-- WHAT THE EXERCISE ASKS --
Every entry below must be repeated exactly; skip the pictures.

· · · ·

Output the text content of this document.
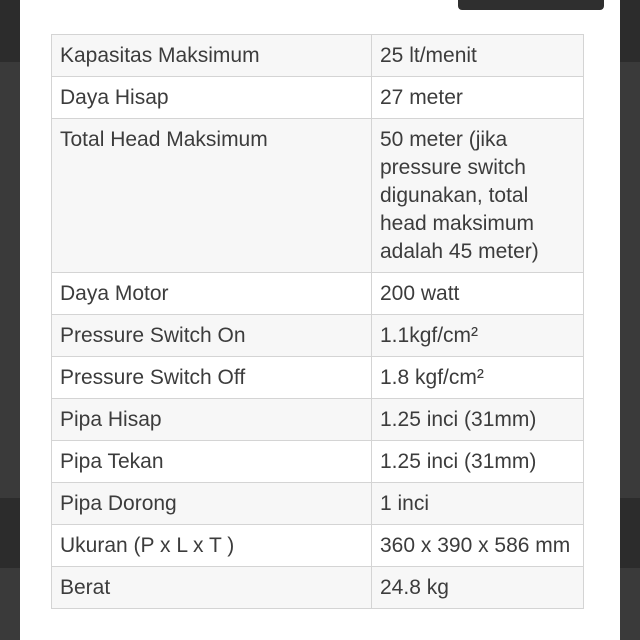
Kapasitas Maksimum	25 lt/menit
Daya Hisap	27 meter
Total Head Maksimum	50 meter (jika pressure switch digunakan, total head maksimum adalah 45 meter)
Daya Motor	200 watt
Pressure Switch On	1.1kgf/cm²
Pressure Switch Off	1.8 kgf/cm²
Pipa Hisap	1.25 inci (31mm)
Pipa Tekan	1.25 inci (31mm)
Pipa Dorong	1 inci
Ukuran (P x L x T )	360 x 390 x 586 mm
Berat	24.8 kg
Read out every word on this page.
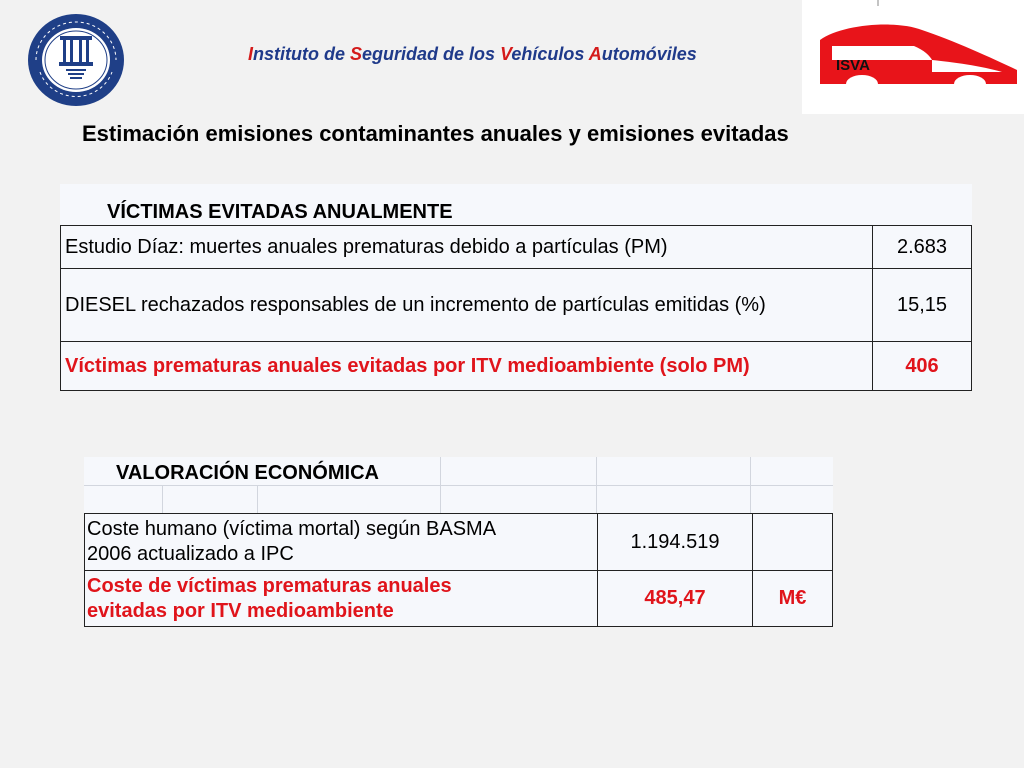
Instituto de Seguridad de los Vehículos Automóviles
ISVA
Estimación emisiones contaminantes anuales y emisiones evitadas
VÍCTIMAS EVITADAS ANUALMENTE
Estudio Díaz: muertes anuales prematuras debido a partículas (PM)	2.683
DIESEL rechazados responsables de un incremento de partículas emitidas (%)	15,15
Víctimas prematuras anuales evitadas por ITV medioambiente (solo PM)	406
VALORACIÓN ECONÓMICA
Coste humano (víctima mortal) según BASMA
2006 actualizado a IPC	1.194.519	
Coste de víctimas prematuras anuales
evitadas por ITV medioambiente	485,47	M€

· · · ·

-- ANSWER BELOW --
Output the text content of this document.
Kapasitas Maksimum	25 lt/menit
Daya Hisap	27 meter
Total Head Maksimum	50 meter (jika pressure switch digunakan, total head maksimum adalah 45 meter)
Daya Motor	200 watt
Pressure Switch On	1.1kgf/cm²
Pressure Switch Off	1.8 kgf/cm²
Pipa Hisap	1.25 inci (31mm)
Pipa Tekan	1.25 inci (31mm)
Pipa Dorong	1 inci
Ukuran (P x L x T )	360 x 390 x 586 mm
Berat	24.8 kg
Read out every word on this page.
Instituto de Seguridad de los Vehículos Automóviles
ISVA
Estimación emisiones contaminantes anuales y emisiones evitadas
VÍCTIMAS EVITADAS ANUALMENTE
Estudio Díaz: muertes anuales prematuras debido a partículas (PM)	2.683
DIESEL rechazados responsables de un incremento de partículas emitidas (%)	15,15
Víctimas prematuras anuales evitadas por ITV medioambiente (solo PM)	406
VALORACIÓN ECONÓMICA
Coste humano (víctima mortal) según BASMA
2006 actualizado a IPC	1.194.519	
Coste de víctimas prematuras anuales
evitadas por ITV medioambiente	485,47	M€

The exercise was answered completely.